### TASK INSTRUCTIONS
Find the word "relative" in the material below and gather every line that contains it.

### EXERCISE DATA
** Start **

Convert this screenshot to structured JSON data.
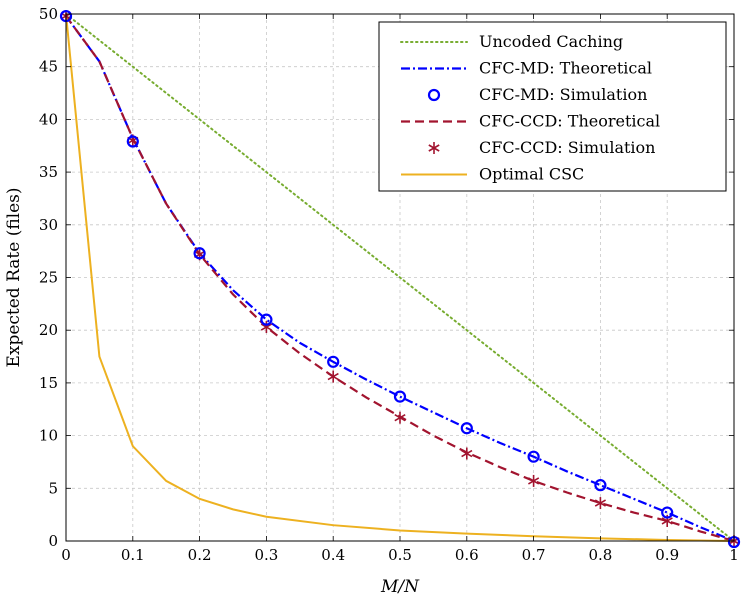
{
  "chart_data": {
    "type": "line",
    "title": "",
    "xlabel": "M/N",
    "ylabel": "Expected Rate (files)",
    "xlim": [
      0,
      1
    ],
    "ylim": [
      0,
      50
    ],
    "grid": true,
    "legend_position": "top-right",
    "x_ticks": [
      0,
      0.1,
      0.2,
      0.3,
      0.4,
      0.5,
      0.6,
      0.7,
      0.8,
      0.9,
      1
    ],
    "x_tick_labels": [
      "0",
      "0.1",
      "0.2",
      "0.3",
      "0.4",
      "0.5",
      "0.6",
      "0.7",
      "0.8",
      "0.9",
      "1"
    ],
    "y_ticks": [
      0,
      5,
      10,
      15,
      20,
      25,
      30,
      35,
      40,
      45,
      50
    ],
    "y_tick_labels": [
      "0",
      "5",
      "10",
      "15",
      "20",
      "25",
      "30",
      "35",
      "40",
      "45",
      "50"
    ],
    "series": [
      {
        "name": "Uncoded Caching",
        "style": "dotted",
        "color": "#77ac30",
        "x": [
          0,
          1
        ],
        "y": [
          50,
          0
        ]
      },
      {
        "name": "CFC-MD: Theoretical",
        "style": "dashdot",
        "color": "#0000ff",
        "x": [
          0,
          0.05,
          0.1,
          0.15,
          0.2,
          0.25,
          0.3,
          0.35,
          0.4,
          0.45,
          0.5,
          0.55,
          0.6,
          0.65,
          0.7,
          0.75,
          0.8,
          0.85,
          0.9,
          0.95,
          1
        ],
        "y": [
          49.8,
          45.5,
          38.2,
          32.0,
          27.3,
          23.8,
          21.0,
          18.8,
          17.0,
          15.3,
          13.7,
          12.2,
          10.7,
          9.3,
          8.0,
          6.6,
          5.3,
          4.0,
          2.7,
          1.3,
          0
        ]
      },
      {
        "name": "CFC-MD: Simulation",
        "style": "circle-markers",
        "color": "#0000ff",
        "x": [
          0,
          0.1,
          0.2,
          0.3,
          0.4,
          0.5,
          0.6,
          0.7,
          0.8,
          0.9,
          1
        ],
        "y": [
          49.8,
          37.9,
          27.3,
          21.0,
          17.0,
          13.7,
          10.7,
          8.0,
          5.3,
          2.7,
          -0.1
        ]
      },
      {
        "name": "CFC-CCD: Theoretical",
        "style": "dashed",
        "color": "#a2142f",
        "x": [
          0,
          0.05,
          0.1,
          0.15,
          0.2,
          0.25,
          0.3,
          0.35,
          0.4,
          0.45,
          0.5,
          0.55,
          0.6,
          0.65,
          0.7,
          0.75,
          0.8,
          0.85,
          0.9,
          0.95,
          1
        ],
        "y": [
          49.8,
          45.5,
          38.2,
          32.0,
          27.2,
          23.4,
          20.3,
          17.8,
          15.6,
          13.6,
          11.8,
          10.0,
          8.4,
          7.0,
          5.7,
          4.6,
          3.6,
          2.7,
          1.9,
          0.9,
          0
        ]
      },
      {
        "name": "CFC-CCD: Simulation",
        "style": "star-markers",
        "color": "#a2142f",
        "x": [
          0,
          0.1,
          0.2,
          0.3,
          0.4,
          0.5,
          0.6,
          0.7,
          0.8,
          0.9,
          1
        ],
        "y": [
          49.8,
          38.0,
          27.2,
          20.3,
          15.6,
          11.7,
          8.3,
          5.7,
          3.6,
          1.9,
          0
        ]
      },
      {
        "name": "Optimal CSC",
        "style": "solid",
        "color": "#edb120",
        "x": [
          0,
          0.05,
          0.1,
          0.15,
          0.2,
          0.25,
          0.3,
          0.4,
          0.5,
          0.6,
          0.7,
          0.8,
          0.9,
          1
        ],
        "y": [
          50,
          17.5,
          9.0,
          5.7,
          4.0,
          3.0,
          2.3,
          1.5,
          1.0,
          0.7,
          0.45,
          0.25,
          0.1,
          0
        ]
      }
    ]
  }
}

** End **
** Start **

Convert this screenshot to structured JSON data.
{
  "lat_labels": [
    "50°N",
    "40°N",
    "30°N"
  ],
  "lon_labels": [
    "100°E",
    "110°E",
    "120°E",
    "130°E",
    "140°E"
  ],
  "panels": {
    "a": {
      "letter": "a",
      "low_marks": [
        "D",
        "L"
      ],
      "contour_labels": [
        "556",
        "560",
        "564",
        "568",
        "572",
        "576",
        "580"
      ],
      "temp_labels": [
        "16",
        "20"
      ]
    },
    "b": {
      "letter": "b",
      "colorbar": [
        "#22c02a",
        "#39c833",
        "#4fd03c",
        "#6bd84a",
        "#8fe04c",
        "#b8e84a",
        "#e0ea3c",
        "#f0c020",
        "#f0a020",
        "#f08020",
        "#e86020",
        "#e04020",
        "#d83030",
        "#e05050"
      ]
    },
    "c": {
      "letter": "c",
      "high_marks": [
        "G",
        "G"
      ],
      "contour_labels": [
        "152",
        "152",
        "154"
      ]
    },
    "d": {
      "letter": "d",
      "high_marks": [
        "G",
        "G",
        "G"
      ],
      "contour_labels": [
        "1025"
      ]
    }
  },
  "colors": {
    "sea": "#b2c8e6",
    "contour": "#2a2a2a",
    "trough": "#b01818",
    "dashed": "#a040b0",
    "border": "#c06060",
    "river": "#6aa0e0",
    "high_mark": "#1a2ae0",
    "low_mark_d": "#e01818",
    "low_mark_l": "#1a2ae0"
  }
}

** End **
** Start **

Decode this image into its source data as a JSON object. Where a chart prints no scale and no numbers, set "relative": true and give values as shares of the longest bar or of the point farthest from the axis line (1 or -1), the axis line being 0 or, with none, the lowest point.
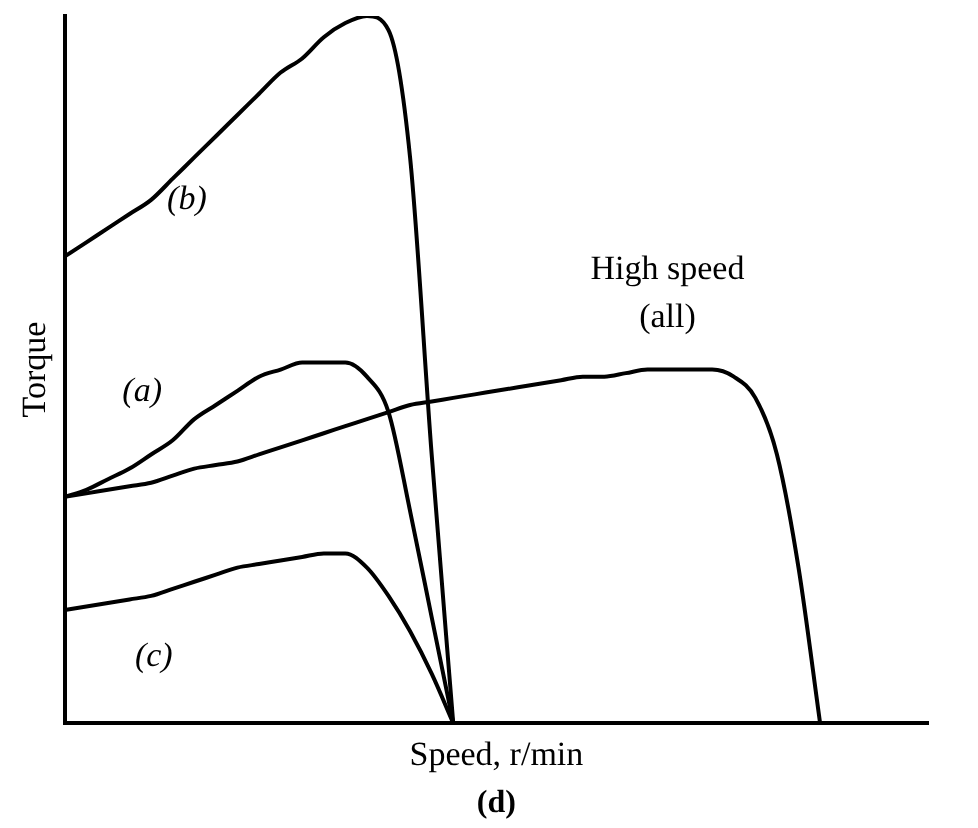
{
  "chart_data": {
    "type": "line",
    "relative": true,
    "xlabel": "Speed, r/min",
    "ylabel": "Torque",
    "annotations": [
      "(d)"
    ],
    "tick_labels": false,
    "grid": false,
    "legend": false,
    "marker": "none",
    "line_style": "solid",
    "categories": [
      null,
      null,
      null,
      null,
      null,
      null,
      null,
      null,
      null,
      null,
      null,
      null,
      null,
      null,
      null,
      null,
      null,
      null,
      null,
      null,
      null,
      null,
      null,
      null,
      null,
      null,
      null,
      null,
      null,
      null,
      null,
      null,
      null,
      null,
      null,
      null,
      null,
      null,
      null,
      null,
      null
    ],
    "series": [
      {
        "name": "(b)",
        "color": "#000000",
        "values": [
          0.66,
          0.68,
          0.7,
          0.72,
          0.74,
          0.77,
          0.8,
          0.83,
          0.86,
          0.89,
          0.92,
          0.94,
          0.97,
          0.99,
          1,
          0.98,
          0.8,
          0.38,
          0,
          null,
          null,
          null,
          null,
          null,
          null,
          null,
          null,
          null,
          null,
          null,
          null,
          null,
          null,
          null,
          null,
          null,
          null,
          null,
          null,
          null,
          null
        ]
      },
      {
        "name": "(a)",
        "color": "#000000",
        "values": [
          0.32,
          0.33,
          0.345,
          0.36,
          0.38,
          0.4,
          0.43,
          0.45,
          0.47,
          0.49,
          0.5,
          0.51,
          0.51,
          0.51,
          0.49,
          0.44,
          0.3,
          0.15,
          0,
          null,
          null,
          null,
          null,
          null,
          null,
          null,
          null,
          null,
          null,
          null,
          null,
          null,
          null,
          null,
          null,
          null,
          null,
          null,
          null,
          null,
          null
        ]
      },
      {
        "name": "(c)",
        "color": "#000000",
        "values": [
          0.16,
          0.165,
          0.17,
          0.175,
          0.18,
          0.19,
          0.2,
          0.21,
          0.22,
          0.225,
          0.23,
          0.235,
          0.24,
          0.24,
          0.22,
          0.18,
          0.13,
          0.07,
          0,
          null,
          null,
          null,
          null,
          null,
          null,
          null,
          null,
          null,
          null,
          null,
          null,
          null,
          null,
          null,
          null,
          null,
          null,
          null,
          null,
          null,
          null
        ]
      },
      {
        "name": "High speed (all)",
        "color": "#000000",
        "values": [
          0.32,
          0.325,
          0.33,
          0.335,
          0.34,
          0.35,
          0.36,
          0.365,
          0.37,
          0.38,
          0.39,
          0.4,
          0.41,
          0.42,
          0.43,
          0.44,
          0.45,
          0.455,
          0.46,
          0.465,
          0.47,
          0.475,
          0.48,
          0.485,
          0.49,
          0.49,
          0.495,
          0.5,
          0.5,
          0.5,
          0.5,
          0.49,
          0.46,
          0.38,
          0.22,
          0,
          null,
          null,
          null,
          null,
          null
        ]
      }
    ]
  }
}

** End **

### FULL ANSWER
Decode this image into its source data as a JSON object. Where a chart prints no scale and no numbers, set "relative": true and give values as shares of the longest bar or of the point farthest from the axis line (1 or -1), the axis line being 0 or, with none, the lowest point.
    "relative": true,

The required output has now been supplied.